▸ **Objective**
Give the number of lines in this listing that contain "Lorsque", with no other words.

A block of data
━━━━━━━━

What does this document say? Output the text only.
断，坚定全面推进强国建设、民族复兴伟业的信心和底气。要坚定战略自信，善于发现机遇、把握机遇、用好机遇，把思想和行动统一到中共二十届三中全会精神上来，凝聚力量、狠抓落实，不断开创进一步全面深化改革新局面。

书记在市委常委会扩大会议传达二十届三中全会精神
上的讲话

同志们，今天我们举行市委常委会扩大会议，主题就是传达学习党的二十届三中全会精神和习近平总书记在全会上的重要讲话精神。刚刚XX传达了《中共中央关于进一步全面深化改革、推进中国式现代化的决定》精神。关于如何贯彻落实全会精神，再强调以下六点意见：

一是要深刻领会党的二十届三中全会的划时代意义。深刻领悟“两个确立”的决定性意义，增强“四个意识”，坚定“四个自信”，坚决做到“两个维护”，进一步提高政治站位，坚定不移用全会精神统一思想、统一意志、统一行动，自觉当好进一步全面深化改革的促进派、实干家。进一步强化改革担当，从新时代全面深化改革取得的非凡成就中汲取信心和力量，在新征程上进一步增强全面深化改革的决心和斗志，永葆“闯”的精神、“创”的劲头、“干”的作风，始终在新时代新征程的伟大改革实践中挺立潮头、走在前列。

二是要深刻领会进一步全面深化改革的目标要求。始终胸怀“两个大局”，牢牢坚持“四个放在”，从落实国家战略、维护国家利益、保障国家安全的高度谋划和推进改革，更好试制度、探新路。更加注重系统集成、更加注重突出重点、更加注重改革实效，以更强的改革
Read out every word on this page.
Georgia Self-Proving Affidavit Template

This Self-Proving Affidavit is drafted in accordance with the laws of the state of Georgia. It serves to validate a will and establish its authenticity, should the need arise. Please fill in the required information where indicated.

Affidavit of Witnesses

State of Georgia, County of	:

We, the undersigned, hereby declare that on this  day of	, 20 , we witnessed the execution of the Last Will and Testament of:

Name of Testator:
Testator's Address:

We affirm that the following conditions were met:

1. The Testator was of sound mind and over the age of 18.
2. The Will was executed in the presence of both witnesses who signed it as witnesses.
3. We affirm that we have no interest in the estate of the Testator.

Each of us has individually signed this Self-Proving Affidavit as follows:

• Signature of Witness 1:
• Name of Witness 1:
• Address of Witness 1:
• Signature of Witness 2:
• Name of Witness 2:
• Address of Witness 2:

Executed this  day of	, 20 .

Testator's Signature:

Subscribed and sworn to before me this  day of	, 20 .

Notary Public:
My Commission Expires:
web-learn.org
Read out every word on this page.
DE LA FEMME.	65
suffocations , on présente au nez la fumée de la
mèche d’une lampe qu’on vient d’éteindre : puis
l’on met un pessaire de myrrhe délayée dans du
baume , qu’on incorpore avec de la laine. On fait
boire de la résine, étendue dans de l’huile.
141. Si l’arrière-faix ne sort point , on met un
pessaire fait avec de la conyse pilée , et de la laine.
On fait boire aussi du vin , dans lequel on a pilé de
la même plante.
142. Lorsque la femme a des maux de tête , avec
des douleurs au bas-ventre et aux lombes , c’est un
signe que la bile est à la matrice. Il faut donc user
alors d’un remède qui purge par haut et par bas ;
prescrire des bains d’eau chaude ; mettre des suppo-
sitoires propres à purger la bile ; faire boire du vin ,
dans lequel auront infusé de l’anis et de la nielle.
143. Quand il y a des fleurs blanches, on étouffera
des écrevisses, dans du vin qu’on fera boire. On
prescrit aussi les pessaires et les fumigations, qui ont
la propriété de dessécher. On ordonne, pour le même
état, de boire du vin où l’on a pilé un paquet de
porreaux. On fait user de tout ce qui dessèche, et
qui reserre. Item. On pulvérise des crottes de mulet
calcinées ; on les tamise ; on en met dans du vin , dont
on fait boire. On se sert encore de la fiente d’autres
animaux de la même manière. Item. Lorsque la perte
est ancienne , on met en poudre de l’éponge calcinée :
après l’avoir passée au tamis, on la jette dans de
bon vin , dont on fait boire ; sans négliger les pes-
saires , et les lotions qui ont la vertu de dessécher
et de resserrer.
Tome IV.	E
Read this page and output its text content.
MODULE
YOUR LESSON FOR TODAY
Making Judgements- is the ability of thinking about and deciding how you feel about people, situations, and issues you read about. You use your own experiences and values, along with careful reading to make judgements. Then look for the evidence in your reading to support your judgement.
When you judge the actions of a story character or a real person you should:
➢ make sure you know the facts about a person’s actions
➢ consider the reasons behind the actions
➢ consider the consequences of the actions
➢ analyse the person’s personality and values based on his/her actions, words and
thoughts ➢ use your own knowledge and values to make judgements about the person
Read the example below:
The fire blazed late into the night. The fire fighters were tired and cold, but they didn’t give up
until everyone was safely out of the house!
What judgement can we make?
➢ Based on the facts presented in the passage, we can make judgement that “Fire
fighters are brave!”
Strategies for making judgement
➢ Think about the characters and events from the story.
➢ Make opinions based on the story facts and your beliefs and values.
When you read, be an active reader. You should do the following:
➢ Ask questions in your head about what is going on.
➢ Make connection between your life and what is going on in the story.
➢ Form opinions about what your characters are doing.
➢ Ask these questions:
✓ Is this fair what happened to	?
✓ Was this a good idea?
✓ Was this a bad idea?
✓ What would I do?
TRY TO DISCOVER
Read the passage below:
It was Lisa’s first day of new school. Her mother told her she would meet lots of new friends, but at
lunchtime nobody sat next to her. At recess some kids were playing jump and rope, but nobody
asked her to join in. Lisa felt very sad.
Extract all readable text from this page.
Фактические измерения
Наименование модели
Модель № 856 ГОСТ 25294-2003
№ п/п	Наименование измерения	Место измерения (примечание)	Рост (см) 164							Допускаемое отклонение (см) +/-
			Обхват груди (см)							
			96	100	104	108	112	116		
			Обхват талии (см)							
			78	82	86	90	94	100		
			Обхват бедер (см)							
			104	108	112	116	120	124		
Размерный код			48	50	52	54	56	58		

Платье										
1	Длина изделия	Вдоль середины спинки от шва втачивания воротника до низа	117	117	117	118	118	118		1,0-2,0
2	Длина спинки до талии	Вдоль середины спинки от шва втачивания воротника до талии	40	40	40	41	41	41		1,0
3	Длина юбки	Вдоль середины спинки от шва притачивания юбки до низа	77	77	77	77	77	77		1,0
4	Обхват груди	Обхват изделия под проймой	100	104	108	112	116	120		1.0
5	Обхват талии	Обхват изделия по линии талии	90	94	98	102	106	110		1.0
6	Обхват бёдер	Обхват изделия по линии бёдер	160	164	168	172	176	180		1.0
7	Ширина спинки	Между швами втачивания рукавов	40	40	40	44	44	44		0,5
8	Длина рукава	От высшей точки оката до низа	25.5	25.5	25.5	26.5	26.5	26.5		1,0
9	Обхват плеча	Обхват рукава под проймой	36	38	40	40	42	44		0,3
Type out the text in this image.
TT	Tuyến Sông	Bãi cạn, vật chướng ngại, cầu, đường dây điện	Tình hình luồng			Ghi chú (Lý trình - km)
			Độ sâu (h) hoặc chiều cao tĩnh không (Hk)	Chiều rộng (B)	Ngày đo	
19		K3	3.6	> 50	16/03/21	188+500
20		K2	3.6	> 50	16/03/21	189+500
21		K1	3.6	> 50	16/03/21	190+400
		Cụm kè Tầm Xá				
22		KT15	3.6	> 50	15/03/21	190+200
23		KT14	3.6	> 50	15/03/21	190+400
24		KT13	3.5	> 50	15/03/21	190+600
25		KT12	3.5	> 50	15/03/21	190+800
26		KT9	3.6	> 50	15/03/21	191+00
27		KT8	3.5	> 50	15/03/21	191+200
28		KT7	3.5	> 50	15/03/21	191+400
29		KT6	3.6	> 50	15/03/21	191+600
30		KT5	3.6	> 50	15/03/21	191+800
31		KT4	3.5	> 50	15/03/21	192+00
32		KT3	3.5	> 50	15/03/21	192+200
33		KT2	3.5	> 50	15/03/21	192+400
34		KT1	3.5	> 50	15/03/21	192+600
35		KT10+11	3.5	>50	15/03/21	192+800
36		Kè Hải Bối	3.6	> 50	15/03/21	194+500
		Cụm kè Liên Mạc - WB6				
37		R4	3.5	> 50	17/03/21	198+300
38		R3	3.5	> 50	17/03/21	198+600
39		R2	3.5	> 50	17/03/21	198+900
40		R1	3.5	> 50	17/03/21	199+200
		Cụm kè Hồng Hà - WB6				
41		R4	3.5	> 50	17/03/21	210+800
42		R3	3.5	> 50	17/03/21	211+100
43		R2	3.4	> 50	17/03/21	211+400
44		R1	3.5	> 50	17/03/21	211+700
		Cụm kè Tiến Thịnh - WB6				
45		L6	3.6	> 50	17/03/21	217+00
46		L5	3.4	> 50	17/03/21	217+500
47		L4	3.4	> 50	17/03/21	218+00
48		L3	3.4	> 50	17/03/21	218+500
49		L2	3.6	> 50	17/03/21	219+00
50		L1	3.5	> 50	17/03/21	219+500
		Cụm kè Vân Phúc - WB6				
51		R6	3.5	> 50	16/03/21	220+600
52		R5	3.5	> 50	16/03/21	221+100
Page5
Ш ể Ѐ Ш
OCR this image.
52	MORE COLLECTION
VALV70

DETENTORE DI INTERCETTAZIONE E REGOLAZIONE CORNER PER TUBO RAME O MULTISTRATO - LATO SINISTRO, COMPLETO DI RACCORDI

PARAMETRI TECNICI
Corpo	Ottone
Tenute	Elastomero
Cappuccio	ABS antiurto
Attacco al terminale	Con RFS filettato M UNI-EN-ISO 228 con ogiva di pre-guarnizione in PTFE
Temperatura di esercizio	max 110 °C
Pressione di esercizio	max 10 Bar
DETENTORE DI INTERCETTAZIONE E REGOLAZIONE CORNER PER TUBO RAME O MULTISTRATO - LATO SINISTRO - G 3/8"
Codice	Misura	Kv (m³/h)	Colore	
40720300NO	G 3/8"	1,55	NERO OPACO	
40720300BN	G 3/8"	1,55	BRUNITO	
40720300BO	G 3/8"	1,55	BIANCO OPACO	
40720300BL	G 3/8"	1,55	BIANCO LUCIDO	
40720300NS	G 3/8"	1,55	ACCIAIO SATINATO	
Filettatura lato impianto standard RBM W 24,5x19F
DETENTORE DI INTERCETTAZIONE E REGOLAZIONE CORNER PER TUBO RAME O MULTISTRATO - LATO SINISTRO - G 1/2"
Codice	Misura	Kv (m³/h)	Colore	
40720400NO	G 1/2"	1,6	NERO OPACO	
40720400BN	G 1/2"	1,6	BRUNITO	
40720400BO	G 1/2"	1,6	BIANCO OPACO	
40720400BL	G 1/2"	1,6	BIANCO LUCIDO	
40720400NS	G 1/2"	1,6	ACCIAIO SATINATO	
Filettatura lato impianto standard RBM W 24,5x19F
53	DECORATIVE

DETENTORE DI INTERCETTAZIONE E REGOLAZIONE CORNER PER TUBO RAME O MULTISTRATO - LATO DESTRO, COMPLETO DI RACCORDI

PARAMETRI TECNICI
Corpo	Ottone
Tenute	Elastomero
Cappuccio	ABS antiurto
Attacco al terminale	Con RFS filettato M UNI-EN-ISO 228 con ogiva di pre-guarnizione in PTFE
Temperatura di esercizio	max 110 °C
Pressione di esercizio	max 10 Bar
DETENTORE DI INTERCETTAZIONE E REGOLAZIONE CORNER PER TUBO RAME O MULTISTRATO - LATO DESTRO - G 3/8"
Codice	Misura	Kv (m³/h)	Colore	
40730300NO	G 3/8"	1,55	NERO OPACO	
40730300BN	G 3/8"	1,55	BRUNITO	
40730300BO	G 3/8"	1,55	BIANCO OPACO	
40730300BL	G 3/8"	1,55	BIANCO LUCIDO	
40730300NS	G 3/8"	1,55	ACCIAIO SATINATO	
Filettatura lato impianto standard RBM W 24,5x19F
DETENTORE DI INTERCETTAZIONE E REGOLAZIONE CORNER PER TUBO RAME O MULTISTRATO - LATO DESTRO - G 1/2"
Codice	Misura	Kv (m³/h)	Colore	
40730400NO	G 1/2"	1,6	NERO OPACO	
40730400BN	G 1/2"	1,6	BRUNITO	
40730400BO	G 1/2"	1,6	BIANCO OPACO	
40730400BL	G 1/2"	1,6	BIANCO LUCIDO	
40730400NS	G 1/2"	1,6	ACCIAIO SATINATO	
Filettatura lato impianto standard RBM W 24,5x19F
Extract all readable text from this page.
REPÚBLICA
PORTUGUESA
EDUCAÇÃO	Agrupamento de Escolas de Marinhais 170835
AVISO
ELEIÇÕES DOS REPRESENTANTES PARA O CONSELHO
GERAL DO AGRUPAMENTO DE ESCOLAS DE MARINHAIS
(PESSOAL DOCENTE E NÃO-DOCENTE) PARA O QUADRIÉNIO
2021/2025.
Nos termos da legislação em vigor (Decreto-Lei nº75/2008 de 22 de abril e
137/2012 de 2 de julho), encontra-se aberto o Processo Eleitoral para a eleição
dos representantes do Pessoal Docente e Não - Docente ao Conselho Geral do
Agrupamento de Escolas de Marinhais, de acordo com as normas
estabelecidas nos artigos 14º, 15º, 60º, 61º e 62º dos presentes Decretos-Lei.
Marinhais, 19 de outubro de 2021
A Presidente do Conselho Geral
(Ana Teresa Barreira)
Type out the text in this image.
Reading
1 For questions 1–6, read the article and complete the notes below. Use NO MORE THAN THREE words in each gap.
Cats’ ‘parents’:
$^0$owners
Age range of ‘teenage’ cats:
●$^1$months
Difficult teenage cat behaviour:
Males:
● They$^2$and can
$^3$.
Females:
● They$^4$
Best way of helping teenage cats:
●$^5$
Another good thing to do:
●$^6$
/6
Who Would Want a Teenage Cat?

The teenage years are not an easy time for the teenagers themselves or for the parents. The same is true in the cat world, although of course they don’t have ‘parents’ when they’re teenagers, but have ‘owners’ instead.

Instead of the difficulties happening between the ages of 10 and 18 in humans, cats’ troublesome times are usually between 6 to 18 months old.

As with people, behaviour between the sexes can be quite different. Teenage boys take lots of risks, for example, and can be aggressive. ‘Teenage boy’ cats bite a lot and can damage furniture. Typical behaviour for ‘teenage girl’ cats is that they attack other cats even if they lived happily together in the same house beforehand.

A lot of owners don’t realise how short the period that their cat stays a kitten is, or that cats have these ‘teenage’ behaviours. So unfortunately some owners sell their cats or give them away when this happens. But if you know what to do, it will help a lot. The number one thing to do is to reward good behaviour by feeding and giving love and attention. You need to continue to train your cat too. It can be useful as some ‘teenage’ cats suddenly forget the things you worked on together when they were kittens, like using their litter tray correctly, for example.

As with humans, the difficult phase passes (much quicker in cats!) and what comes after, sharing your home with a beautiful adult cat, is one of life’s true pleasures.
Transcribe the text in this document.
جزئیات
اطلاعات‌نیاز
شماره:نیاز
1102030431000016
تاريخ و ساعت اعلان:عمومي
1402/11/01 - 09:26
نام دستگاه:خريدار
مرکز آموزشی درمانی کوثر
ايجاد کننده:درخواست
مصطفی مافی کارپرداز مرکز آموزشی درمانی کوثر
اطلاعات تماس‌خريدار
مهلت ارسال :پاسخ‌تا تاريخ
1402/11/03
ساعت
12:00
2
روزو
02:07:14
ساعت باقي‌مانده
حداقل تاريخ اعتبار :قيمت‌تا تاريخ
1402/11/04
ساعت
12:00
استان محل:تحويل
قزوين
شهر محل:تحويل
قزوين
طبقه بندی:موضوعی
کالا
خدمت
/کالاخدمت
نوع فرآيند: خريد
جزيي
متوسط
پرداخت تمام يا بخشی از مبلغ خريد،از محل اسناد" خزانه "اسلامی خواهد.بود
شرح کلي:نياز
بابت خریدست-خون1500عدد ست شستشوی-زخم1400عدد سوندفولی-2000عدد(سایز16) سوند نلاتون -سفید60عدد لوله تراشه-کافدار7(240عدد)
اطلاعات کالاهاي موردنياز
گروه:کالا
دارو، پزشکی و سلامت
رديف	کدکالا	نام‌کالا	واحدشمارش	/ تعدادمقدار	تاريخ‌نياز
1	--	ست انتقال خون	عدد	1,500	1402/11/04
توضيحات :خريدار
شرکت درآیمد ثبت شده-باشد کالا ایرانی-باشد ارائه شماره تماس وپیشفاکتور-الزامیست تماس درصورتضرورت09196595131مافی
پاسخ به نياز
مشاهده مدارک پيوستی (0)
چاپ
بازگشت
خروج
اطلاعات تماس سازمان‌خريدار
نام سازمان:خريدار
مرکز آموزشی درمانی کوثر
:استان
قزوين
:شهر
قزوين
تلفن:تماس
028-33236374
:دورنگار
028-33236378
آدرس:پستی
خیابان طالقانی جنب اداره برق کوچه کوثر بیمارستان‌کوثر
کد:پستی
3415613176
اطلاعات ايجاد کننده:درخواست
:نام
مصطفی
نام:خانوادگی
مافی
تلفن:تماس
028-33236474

━━━━━━━━

▸ **Finished task**
2